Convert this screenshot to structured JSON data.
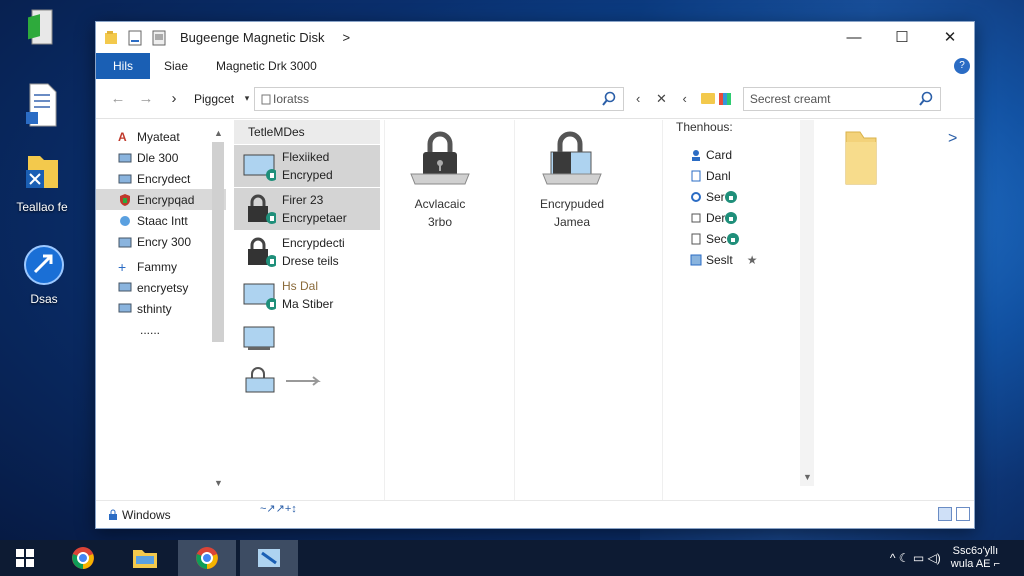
{
  "colors": {
    "accent": "#1a5fb4",
    "selection": "#d4d4d4",
    "folder": "#f3c94c",
    "taskbar": "#0d1b33"
  },
  "desktop": {
    "icons": [
      {
        "label": "",
        "icon": "recycle-bin-icon"
      },
      {
        "label": "",
        "icon": "document-icon"
      },
      {
        "label": "Teallao fe",
        "icon": "folder-shortcut-icon"
      },
      {
        "label": "Dsas",
        "icon": "blue-orb-icon"
      }
    ]
  },
  "window": {
    "title": "Bugeenge Magnetic Disk",
    "title_chevron": ">",
    "controls": {
      "minimize": "—",
      "maximize": "☐",
      "close": "✕"
    },
    "ribbon": {
      "file_tab": "Hils",
      "tabs": [
        "Siae",
        "Magnetic Drk 3000"
      ],
      "help": "?"
    },
    "address": {
      "breadcrumb": "Piggcet",
      "path": "Ioratss",
      "toolbar_symbols": "‹ ✕ ‹",
      "search_placeholder": "Secrest creamt"
    },
    "nav": {
      "items": [
        {
          "label": "Myateat",
          "icon": "a-icon",
          "selected": false
        },
        {
          "label": "Dle 300",
          "icon": "drive-icon",
          "selected": false
        },
        {
          "label": "Encrydect",
          "icon": "drive-icon",
          "selected": false
        },
        {
          "label": "Encrypqad",
          "icon": "shield-icon",
          "selected": true
        },
        {
          "label": "Staac Intt",
          "icon": "network-icon",
          "selected": false
        },
        {
          "label": "Encry 300",
          "icon": "folder-icon",
          "selected": false
        },
        {
          "label": "Fammy",
          "icon": "plus-icon",
          "selected": false
        },
        {
          "label": "encryetsy",
          "icon": "monitor-icon",
          "selected": false
        },
        {
          "label": "sthinty",
          "icon": "monitor-icon",
          "selected": false
        },
        {
          "label": "......",
          "icon": "",
          "selected": false
        }
      ],
      "scroll_up": "▲",
      "scroll_down": "▼"
    },
    "list": {
      "header": "TetleMDes",
      "items": [
        {
          "line1": "Flexiiked",
          "line2": "Encryped",
          "icon": "monitor-icon",
          "selected": true
        },
        {
          "line1": "Firer 23",
          "line2": "Encrypetaer",
          "icon": "lock-icon",
          "selected": true
        },
        {
          "line1": "Encrypdecti",
          "line2": "Drese teils",
          "icon": "lock-icon",
          "selected": false
        },
        {
          "line1": "Hs Dal",
          "line2": "Ma Stiber",
          "icon": "monitor-icon",
          "selected": false
        },
        {
          "line1": "",
          "line2": "",
          "icon": "monitor-icon",
          "selected": false
        },
        {
          "line1": "",
          "line2": "",
          "icon": "lock-small-icon",
          "selected": false
        }
      ],
      "footer_glyphs": "~↗↗+↕"
    },
    "tiles": [
      {
        "line1": "Acvlacaic",
        "line2": "3rbo",
        "icon": "padlock-drive-icon"
      },
      {
        "line1": "Encrypuded",
        "line2": "Jamea",
        "icon": "padlock-monitor-icon"
      }
    ],
    "details": {
      "header": "Thenhous:",
      "items": [
        {
          "label": "Card",
          "icon": "person-icon",
          "lock": false,
          "star": false
        },
        {
          "label": "Danl",
          "icon": "document-icon",
          "lock": false,
          "star": false
        },
        {
          "label": "Ser",
          "icon": "gear-icon",
          "lock": true,
          "star": false
        },
        {
          "label": "Der",
          "icon": "disk-icon",
          "lock": true,
          "star": false
        },
        {
          "label": "Sec",
          "icon": "document-icon",
          "lock": true,
          "star": false
        },
        {
          "label": "Seslt",
          "icon": "grid-icon",
          "lock": false,
          "star": true
        }
      ],
      "star_glyph": "★",
      "lock_glyph": "🔒"
    },
    "right_chevron": ">",
    "status": {
      "text": "Windows"
    }
  },
  "taskbar": {
    "apps": [
      "windows-start-icon",
      "chrome-icon",
      "file-explorer-icon",
      "chrome-icon",
      "app-icon"
    ],
    "tray_symbols": "^ ☾ ▭ ◁)",
    "clock": {
      "line1": "Ssc6ɔ'yllı",
      "line2": "wula AE ⌐"
    }
  }
}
--------
Required work: Excluding the pictures, reproduce every entry exactly as given.

Result of this task:
Convert this screenshot to structured JSON data.
{
  "colors": {
    "accent": "#1a5fb4",
    "selection": "#d4d4d4",
    "folder": "#f3c94c",
    "taskbar": "#0d1b33"
  },
  "desktop": {
    "icons": [
      {
        "label": "",
        "icon": "recycle-bin-icon"
      },
      {
        "label": "",
        "icon": "document-icon"
      },
      {
        "label": "Teallao fe",
        "icon": "folder-shortcut-icon"
      },
      {
        "label": "Dsas",
        "icon": "blue-orb-icon"
      }
    ]
  },
  "window": {
    "title": "Bugeenge Magnetic Disk",
    "title_chevron": ">",
    "controls": {
      "minimize": "—",
      "maximize": "☐",
      "close": "✕"
    },
    "ribbon": {
      "file_tab": "Hils",
      "tabs": [
        "Siae",
        "Magnetic Drk 3000"
      ],
      "help": "?"
    },
    "address": {
      "breadcrumb": "Piggcet",
      "path": "Ioratss",
      "toolbar_symbols": "‹ ✕ ‹",
      "search_placeholder": "Secrest creamt"
    },
    "nav": {
      "items": [
        {
          "label": "Myateat",
          "icon": "a-icon",
          "selected": false
        },
        {
          "label": "Dle 300",
          "icon": "drive-icon",
          "selected": false
        },
        {
          "label": "Encrydect",
          "icon": "drive-icon",
          "selected": false
        },
        {
          "label": "Encrypqad",
          "icon": "shield-icon",
          "selected": true
        },
        {
          "label": "Staac Intt",
          "icon": "network-icon",
          "selected": false
        },
        {
          "label": "Encry 300",
          "icon": "folder-icon",
          "selected": false
        },
        {
          "label": "Fammy",
          "icon": "plus-icon",
          "selected": false
        },
        {
          "label": "encryetsy",
          "icon": "monitor-icon",
          "selected": false
        },
        {
          "label": "sthinty",
          "icon": "monitor-icon",
          "selected": false
        },
        {
          "label": "......",
          "icon": "",
          "selected": false
        }
      ],
      "scroll_up": "▲",
      "scroll_down": "▼"
    },
    "list": {
      "header": "TetleMDes",
      "items": [
        {
          "line1": "Flexiiked",
          "line2": "Encryped",
          "icon": "monitor-icon",
          "selected": true
        },
        {
          "line1": "Firer 23",
          "line2": "Encrypetaer",
          "icon": "lock-icon",
          "selected": true
        },
        {
          "line1": "Encrypdecti",
          "line2": "Drese teils",
          "icon": "lock-icon",
          "selected": false
        },
        {
          "line1": "Hs Dal",
          "line2": "Ma Stiber",
          "icon": "monitor-icon",
          "selected": false
        },
        {
          "line1": "",
          "line2": "",
          "icon": "monitor-icon",
          "selected": false
        },
        {
          "line1": "",
          "line2": "",
          "icon": "lock-small-icon",
          "selected": false
        }
      ],
      "footer_glyphs": "~↗↗+↕"
    },
    "tiles": [
      {
        "line1": "Acvlacaic",
        "line2": "3rbo",
        "icon": "padlock-drive-icon"
      },
      {
        "line1": "Encrypuded",
        "line2": "Jamea",
        "icon": "padlock-monitor-icon"
      }
    ],
    "details": {
      "header": "Thenhous:",
      "items": [
        {
          "label": "Card",
          "icon": "person-icon",
          "lock": false,
          "star": false
        },
        {
          "label": "Danl",
          "icon": "document-icon",
          "lock": false,
          "star": false
        },
        {
          "label": "Ser",
          "icon": "gear-icon",
          "lock": true,
          "star": false
        },
        {
          "label": "Der",
          "icon": "disk-icon",
          "lock": true,
          "star": false
        },
        {
          "label": "Sec",
          "icon": "document-icon",
          "lock": true,
          "star": false
        },
        {
          "label": "Seslt",
          "icon": "grid-icon",
          "lock": false,
          "star": true
        }
      ],
      "star_glyph": "★",
      "lock_glyph": "🔒"
    },
    "right_chevron": ">",
    "status": {
      "text": "Windows"
    }
  },
  "taskbar": {
    "apps": [
      "windows-start-icon",
      "chrome-icon",
      "file-explorer-icon",
      "chrome-icon",
      "app-icon"
    ],
    "tray_symbols": "^ ☾ ▭ ◁)",
    "clock": {
      "line1": "Ssc6ɔ'yllı",
      "line2": "wula AE ⌐"
    }
  }
}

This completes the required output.